**EXPLORE THE MATERIAL**
1. Rewrite everything from "Now Cohen, whose" down to "otherwise accept him." in the opinion piece, swapping "professor" for "lecturer".
2. List every person the opinion piece names.

**DOCUMENT EXCERPT**
Tuesday, November 12, 2013

Americans Can't Read

The controversy over a Washington Post column about Chris Christie confirms that, in the wake of cable TV and Internet shrieking, Americans have become illiterate.

Writing about Christie’s chances in an Iowa primary dominated by Tea Party prejudices, Richard Cohen notes, “People with conventional views must repress a gag reflex when considering the mayor-elect of New York--a white man married to a black woman and with two biracial children. (Should I mention that Bill de Blasio’s wife, Chirlane McCray, used to be a lesbian?) This family represents the cultural changes that have enveloped parts--but not all--of America. To cultural conservatives, this doesn’t look like their country at all.”

Now Cohen, whose column is actually a liberal lament over far Right bigotry, is accused by respectable observers of being (wait for it) a “power-worshipping bigot” who is “denouncing miscegenation and race mixing” and is forced to defend himself by telling the Huffington Post, "I didn't write one line, I wrote a column...about Tea Party extremism and I was not expressing my views, I was expressing the views of what I think some people in the Tea Party held."

All this brings to mind one of Philip Roth’s novels, “The Human Stain,” a brilliant tale in which a respected professor uses the word “spooks” in class, meaning ghosts or phantoms, and is accused of a racial slur and brought down.

In Roth’s convoluted irony, the professor passing for Jewish is actually a light-skinned black man posing as white in a society that would not otherwise accept him.

But never mind literature, we are talking here about simple literacy. Are we drowning in the devaluation of words to the point where someone’s clear intention can be taken out of context and used to club him?

To make all this perfectly clear, I am white, Jewish and considered fairly liberal. Does defending Cohen make me a closet bigot?

(Stored data entries)
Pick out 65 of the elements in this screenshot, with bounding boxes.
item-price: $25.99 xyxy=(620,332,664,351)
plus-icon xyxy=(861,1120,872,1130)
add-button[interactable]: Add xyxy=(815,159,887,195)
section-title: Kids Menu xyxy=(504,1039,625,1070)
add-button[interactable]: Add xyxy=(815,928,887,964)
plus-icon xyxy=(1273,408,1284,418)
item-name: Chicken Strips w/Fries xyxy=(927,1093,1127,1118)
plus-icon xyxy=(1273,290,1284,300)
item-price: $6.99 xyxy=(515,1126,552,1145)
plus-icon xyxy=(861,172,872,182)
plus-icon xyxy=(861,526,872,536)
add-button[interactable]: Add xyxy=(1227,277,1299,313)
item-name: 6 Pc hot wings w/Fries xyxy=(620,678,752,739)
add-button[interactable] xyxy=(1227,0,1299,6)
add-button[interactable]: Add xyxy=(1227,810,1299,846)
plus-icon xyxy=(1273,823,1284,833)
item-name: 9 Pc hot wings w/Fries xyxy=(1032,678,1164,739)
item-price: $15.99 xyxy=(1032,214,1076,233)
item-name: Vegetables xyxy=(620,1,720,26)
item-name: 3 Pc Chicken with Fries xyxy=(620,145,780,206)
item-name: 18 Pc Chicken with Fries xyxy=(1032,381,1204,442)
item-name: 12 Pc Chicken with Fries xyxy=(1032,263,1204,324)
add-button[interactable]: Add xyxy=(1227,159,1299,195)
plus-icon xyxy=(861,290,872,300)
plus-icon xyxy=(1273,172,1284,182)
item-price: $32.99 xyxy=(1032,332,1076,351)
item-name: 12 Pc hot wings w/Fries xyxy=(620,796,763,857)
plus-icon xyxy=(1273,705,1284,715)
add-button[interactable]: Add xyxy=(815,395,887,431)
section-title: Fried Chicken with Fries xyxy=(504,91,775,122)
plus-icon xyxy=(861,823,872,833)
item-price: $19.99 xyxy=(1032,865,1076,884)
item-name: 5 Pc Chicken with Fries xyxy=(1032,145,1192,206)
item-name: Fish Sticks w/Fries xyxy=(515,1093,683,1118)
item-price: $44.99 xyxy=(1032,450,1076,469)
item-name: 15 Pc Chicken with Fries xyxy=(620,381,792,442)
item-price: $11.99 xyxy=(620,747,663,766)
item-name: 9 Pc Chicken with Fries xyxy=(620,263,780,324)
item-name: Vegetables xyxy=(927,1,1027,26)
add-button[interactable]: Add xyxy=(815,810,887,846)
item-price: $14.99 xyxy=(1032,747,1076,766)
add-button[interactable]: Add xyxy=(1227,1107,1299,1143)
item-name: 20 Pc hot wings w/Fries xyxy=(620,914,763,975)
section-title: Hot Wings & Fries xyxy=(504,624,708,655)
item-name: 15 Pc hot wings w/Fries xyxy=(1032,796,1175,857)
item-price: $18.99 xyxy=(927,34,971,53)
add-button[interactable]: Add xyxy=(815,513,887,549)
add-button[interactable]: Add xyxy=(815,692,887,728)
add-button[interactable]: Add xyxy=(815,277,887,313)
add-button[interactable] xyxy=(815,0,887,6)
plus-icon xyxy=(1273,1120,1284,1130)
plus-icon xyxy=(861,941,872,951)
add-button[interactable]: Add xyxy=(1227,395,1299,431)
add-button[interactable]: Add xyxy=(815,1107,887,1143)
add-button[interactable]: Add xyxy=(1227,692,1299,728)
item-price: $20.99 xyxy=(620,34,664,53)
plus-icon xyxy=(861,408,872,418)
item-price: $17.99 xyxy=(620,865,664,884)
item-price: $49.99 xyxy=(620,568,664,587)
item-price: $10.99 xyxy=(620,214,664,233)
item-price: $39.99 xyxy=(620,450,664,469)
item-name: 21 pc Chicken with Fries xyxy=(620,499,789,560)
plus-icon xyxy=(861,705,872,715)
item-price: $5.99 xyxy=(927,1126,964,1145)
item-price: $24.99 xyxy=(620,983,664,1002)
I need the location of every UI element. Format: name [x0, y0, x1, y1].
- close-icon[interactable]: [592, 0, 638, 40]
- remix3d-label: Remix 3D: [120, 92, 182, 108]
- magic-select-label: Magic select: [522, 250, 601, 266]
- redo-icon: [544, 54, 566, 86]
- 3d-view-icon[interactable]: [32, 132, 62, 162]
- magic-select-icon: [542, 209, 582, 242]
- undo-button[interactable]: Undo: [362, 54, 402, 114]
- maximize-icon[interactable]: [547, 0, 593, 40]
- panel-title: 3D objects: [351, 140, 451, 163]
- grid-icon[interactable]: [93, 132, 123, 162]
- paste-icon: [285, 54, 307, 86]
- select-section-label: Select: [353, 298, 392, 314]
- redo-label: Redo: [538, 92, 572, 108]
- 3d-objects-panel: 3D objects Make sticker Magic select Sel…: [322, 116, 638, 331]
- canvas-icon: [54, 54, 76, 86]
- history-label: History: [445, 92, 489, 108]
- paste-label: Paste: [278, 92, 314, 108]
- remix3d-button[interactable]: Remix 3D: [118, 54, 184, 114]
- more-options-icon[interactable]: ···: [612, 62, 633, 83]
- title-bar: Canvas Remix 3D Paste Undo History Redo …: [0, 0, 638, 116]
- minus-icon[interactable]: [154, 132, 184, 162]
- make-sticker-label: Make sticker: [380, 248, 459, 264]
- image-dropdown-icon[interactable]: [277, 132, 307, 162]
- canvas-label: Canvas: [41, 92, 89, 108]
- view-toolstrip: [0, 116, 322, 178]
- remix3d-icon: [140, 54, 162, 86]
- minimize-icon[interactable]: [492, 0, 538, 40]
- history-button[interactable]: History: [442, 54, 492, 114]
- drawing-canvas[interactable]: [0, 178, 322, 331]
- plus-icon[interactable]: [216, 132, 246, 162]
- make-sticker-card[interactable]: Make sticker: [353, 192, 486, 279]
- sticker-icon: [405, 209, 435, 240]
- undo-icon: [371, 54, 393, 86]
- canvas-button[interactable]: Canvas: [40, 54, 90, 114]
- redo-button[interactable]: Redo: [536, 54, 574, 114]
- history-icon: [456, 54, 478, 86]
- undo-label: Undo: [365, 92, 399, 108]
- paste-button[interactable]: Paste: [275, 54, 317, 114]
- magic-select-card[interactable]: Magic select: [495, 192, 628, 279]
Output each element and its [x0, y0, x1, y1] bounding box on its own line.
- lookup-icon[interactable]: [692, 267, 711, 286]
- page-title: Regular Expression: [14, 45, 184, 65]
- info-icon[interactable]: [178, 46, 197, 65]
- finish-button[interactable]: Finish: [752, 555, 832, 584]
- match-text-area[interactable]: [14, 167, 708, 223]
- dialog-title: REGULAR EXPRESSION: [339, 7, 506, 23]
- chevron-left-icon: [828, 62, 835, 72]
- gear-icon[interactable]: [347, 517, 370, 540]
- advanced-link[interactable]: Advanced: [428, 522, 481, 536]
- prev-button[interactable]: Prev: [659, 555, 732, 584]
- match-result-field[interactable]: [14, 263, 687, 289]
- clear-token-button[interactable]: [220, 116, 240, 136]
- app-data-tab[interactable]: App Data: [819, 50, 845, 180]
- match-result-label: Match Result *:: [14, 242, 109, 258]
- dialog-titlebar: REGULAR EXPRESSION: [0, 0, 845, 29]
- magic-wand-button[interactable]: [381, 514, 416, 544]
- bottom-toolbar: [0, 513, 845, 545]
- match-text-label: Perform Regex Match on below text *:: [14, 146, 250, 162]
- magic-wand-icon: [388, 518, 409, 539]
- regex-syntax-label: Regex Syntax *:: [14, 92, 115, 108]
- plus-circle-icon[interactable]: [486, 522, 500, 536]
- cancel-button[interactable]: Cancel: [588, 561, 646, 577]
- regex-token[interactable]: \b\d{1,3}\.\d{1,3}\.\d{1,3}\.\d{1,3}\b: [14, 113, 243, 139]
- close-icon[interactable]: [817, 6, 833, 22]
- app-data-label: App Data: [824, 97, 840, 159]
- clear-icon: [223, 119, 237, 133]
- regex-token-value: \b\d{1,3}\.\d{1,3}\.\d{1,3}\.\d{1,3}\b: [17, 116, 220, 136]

**PER-TASK OUTPUTS**
1.
Now Cohen, whose column is actually a liberal lament over far Right bigotry, is accused by respectable observers of being (wait for it) a “power-worshipping bigot” who is “denouncing miscegenation and race mixing” and is forced to defend himself by telling the Huffington Post, "I didn't write one line, I wrote a column...about Tea Party extremism and I was not expressing my views, I was expressing the views of what I think some people in the Tea Party held."

All this brings to mind one of Philip Roth’s novels, “The Human Stain,” a brilliant tale in which a respected lecturer uses the word “spooks” in class, meaning ghosts or phantoms, and is accused of a racial slur and brought down.

In Roth’s convoluted irony, the lecturer passing for Jewish is actually a light-skinned black man posing as white in a society that would not otherwise accept him.

2.
Chris Christie
Richard Cohen
Bill de Blasio
Chirlane McCray
Philip Roth